* [YOUR OBJECTIVE]:
In the entries below, count every line with the word "children". Return only the count.

* [Figure contents as structured data]:
^^^^
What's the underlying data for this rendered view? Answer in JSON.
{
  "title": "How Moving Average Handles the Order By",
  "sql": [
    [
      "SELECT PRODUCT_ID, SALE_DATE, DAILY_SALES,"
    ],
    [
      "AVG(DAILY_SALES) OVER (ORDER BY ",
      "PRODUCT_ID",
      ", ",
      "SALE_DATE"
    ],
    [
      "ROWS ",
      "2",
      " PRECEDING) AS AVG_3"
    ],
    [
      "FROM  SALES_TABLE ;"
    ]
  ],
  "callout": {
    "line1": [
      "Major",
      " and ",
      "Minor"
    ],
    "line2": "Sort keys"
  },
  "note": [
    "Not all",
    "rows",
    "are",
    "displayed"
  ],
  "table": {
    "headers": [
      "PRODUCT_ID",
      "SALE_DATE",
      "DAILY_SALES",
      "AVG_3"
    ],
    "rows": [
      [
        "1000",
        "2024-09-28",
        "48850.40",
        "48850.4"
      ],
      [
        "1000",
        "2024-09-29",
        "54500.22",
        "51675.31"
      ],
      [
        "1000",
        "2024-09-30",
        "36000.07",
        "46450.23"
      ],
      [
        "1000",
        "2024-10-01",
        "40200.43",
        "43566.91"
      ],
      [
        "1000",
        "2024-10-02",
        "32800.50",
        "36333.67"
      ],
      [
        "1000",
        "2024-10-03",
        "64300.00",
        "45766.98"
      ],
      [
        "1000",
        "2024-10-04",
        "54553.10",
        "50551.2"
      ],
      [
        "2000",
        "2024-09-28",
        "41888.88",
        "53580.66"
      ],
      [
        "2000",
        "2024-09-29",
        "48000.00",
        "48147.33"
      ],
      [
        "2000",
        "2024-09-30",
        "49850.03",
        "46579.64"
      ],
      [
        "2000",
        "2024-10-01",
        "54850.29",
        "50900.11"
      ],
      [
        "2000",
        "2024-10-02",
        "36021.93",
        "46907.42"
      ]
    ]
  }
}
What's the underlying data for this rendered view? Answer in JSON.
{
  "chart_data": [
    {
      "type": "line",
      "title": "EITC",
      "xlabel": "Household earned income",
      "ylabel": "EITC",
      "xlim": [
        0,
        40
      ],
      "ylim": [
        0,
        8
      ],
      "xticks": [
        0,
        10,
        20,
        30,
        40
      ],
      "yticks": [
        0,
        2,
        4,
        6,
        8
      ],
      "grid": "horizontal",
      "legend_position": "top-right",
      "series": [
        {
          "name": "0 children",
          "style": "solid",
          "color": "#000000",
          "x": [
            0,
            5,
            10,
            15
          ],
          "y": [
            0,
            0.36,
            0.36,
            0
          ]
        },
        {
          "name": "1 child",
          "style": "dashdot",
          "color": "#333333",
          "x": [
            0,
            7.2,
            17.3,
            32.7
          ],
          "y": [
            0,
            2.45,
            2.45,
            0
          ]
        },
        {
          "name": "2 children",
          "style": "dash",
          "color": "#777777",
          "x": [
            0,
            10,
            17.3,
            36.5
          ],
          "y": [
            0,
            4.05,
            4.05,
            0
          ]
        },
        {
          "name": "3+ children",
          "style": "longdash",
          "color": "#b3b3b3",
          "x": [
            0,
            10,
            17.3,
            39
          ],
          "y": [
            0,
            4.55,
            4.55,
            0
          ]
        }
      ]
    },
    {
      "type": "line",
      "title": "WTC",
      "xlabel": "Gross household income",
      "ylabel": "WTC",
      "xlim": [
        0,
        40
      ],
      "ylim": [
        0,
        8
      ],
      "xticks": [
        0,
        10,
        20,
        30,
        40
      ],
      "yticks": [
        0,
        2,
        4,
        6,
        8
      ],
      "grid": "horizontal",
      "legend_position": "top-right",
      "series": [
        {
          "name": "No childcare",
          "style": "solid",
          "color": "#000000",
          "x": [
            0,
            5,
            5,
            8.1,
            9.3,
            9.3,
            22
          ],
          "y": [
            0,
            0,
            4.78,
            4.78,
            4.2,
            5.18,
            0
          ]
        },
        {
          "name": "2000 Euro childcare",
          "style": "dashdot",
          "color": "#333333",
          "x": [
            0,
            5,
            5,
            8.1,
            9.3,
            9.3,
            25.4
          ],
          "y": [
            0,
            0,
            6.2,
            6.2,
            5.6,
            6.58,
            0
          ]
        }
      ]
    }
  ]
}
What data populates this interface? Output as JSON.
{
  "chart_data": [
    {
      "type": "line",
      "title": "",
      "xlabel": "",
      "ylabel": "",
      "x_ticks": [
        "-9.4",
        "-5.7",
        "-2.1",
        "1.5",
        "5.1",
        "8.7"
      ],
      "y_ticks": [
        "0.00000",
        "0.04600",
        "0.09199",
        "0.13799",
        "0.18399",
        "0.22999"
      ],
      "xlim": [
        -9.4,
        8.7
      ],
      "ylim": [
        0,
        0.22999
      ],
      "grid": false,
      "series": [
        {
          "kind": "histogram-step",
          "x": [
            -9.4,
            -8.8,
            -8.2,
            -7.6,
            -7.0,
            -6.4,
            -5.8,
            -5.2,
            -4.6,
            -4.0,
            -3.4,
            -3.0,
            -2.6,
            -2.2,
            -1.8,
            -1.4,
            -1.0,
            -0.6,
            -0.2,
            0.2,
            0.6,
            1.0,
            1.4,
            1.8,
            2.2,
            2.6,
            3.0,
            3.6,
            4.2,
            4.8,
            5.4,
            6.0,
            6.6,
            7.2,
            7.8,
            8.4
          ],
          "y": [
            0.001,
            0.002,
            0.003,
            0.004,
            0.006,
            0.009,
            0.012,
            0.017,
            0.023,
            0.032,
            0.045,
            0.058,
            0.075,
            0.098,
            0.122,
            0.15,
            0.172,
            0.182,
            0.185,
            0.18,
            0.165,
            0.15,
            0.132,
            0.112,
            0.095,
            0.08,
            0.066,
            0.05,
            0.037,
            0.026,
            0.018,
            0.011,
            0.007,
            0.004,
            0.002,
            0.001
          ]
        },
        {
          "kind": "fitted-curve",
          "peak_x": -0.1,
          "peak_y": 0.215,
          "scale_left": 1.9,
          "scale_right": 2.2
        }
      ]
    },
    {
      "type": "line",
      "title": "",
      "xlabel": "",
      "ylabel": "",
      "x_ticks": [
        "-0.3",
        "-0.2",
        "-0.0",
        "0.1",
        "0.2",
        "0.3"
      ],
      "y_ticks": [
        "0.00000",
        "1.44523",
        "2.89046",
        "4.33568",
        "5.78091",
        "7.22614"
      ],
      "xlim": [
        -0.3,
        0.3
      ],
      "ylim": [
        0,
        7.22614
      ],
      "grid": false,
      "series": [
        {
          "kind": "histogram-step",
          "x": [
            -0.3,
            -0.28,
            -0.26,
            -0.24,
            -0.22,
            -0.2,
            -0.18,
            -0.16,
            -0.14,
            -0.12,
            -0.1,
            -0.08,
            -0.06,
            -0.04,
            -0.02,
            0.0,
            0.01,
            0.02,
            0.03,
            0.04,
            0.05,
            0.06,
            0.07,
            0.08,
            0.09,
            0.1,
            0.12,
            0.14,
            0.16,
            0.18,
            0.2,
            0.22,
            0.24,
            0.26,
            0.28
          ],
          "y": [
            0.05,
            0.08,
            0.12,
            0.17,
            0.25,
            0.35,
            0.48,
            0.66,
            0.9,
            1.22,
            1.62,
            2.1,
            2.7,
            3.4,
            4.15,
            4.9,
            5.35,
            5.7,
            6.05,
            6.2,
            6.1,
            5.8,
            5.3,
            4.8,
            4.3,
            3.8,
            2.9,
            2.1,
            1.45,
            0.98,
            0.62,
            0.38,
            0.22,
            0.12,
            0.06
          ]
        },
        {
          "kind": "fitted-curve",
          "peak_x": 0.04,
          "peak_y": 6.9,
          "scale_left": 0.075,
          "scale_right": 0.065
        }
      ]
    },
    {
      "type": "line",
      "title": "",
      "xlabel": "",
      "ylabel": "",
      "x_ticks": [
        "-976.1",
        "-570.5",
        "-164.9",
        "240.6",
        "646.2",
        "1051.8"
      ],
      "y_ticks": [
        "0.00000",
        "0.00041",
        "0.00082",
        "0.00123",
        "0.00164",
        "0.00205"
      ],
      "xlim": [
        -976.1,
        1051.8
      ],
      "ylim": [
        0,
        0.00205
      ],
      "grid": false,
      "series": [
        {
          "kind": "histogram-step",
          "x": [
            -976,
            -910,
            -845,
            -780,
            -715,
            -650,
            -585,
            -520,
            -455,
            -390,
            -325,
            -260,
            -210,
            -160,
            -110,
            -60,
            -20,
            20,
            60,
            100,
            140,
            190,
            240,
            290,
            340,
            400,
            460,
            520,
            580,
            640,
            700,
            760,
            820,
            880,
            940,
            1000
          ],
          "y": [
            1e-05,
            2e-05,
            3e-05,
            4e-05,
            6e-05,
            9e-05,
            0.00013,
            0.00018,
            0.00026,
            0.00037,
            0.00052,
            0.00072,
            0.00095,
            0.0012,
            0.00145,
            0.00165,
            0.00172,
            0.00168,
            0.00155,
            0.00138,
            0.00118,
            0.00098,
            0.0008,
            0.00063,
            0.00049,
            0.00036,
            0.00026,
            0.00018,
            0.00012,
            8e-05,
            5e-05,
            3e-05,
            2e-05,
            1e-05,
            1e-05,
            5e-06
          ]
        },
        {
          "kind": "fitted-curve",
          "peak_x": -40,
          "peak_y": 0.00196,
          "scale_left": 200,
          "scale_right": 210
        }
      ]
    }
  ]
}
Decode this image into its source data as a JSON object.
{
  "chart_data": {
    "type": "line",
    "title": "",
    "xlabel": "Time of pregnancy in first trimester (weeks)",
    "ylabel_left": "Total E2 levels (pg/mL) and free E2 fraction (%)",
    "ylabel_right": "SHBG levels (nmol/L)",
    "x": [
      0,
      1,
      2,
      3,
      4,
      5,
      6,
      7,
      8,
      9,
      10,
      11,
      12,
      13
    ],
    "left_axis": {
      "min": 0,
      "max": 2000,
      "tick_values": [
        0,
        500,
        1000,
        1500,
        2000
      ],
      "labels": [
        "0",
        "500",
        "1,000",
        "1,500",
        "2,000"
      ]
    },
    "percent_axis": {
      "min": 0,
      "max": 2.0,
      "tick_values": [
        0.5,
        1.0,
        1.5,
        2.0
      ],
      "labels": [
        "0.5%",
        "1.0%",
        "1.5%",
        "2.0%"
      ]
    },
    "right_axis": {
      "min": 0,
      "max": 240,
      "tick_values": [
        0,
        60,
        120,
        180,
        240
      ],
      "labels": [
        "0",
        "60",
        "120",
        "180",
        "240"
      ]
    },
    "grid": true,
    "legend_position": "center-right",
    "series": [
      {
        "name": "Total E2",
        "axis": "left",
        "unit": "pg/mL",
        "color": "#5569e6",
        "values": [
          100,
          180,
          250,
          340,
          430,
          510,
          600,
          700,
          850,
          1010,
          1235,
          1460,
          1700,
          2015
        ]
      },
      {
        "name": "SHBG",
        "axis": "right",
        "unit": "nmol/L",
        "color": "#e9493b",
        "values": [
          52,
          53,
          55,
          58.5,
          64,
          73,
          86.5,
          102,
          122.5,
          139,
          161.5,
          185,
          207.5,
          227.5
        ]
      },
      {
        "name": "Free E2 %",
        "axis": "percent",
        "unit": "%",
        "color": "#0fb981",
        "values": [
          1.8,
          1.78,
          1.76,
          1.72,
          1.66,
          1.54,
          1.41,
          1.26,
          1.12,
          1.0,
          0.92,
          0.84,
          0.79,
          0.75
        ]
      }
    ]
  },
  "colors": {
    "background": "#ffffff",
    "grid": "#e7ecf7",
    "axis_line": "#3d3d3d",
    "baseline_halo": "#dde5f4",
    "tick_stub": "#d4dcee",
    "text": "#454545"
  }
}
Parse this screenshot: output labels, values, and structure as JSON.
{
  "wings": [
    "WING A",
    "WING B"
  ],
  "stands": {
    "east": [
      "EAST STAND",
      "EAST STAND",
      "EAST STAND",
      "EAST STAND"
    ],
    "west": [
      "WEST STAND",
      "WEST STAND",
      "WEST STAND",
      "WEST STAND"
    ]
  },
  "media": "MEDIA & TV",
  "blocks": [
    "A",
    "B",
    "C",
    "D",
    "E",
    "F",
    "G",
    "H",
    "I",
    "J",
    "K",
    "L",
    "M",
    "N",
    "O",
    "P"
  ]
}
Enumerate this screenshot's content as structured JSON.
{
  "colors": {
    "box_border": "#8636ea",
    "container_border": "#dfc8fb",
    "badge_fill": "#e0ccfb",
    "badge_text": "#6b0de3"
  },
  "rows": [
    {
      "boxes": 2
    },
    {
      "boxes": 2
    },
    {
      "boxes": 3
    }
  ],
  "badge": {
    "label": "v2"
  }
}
^^^^
* [WORKED SOLUTION]:
3